■ **Problem to solve**
Transcribe every entry word for word. Skip the pictures.

Collected data

++++++

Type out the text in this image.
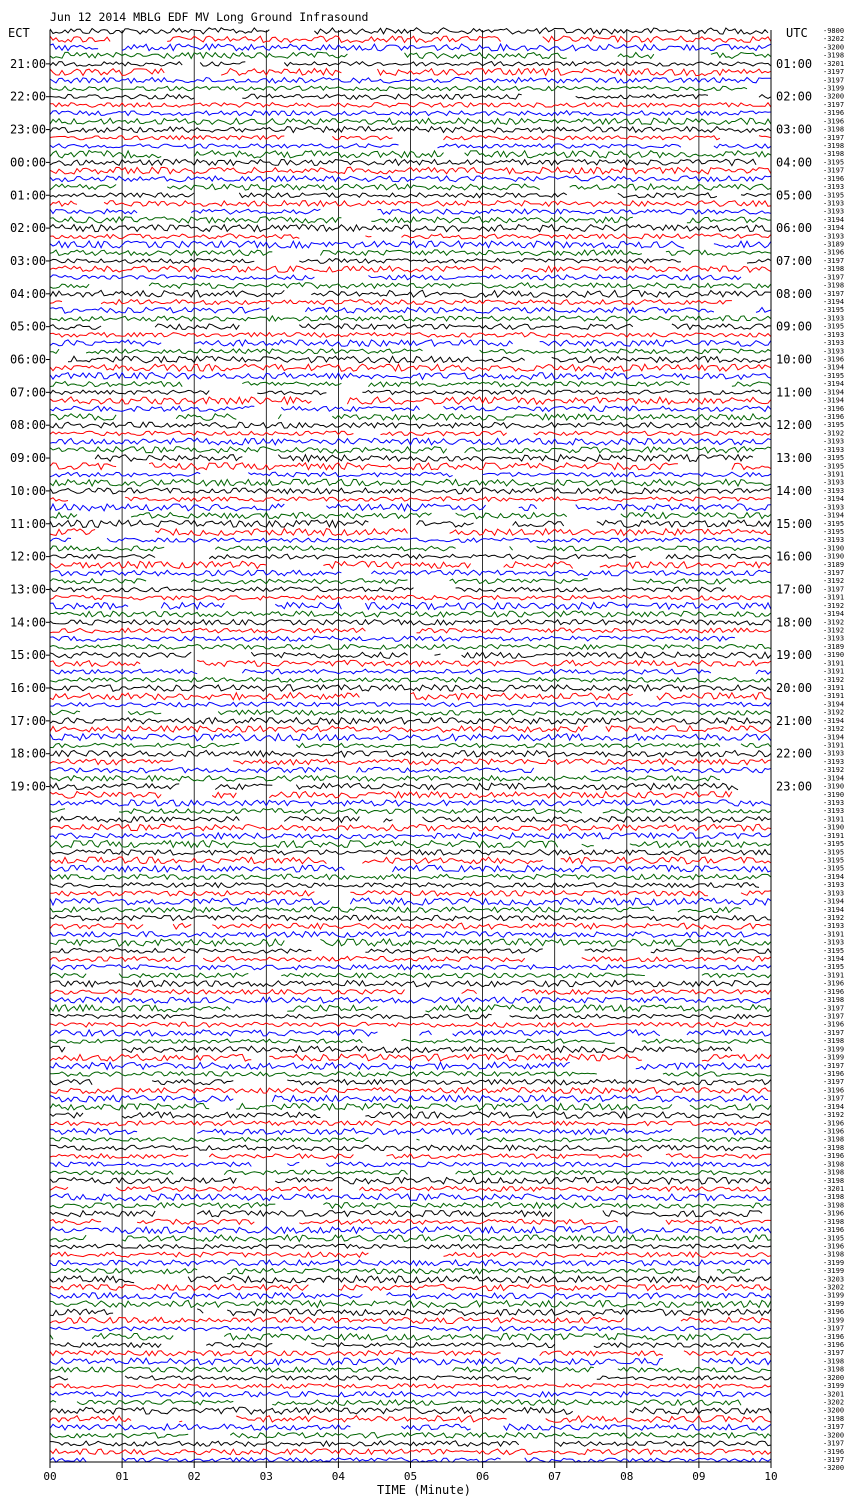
Jun 12 2014 MBLG EDF MV Long Ground Infrasound
ECT	UTC
TIME (Minute)
00	01	02	03	04	05	06	07	08	09	10
21:00
22:00
23:00
00:00
01:00
02:00
03:00
04:00
05:00
06:00
07:00
08:00
09:00
10:00
11:00
12:00
13:00
14:00
15:00
16:00
17:00
18:00
19:00
01:00
02:00
03:00
04:00
05:00
06:00
07:00
08:00
09:00
10:00
11:00
12:00
13:00
14:00
15:00
16:00
17:00
18:00
19:00
20:00
21:00
22:00
23:00
-9800
-3202
-3200
-3198
-3201
-3197
-3197
-3199
-3200
-3197
-3196
-3196
-3198
-3197
-3198
-3198
-3195
-3197
-3196
-3193
-3195
-3193
-3193
-3194
-3194
-3193
-3189
-3196
-3197
-3198
-3197
-3198
-3197
-3194
-3195
-3193
-3195
-3193
-3193
-3193
-3196
-3194
-3195
-3194
-3194
-3194
-3196
-3196
-3195
-3192
-3193
-3193
-3195
-3195
-3191
-3193
-3193
-3194
-3193
-3194
-3195
-3195
-3193
-3190
-3190
-3189
-3197
-3192
-3197
-3191
-3192
-3194
-3192
-3192
-3193
-3189
-3190
-3191
-3191
-3192
-3191
-3191
-3194
-3192
-3194
-3192
-3194
-3191
-3193
-3193
-3192
-3194
-3190
-3190
-3193
-3193
-3191
-3190
-3191
-3195
-3195
-3195
-3195
-3194
-3193
-3193
-3194
-3194
-3192
-3193
-3191
-3193
-3195
-3194
-3195
-3191
-3196
-3196
-3198
-3197
-3197
-3196
-3197
-3198
-3199
-3199
-3197
-3196
-3197
-3196
-3197
-3194
-3192
-3196
-3196
-3198
-3198
-3196
-3198
-3198
-3198
-3201
-3198
-3198
-3196
-3198
-3196
-3195
-3196
-3198
-3199
-3199
-3203
-3202
-3199
-3199
-3196
-3199
-3197
-3196
-3196
-3197
-3198
-3198
-3200
-3199
-3201
-3202
-3200
-3198
-3197
-3200
-3197
-3196
-3197
-3200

++++++

■ **Result below**
Type out the text in this image.
Jun 12 2014 MBLG EDF MV Long Ground Infrasound
ECT	UTC
TIME (Minute)
00	01	02	03	04	05	06	07	08	09	10
21:00
22:00
23:00
00:00
01:00
02:00
03:00
04:00
05:00
06:00
07:00
08:00
09:00
10:00
11:00
12:00
13:00
14:00
15:00
16:00
17:00
18:00
19:00
01:00
02:00
03:00
04:00
05:00
06:00
07:00
08:00
09:00
10:00
11:00
12:00
13:00
14:00
15:00
16:00
17:00
18:00
19:00
20:00
21:00
22:00
23:00
-9800
-3202
-3200
-3198
-3201
-3197
-3197
-3199
-3200
-3197
-3196
-3196
-3198
-3197
-3198
-3198
-3195
-3197
-3196
-3193
-3195
-3193
-3193
-3194
-3194
-3193
-3189
-3196
-3197
-3198
-3197
-3198
-3197
-3194
-3195
-3193
-3195
-3193
-3193
-3193
-3196
-3194
-3195
-3194
-3194
-3194
-3196
-3196
-3195
-3192
-3193
-3193
-3195
-3195
-3191
-3193
-3193
-3194
-3193
-3194
-3195
-3195
-3193
-3190
-3190
-3189
-3197
-3192
-3197
-3191
-3192
-3194
-3192
-3192
-3193
-3189
-3190
-3191
-3191
-3192
-3191
-3191
-3194
-3192
-3194
-3192
-3194
-3191
-3193
-3193
-3192
-3194
-3190
-3190
-3193
-3193
-3191
-3190
-3191
-3195
-3195
-3195
-3195
-3194
-3193
-3193
-3194
-3194
-3192
-3193
-3191
-3193
-3195
-3194
-3195
-3191
-3196
-3196
-3198
-3197
-3197
-3196
-3197
-3198
-3199
-3199
-3197
-3196
-3197
-3196
-3197
-3194
-3192
-3196
-3196
-3198
-3198
-3196
-3198
-3198
-3198
-3201
-3198
-3198
-3196
-3198
-3196
-3195
-3196
-3198
-3199
-3199
-3203
-3202
-3199
-3199
-3196
-3199
-3197
-3196
-3196
-3197
-3198
-3198
-3200
-3199
-3201
-3202
-3200
-3198
-3197
-3200
-3197
-3196
-3197
-3200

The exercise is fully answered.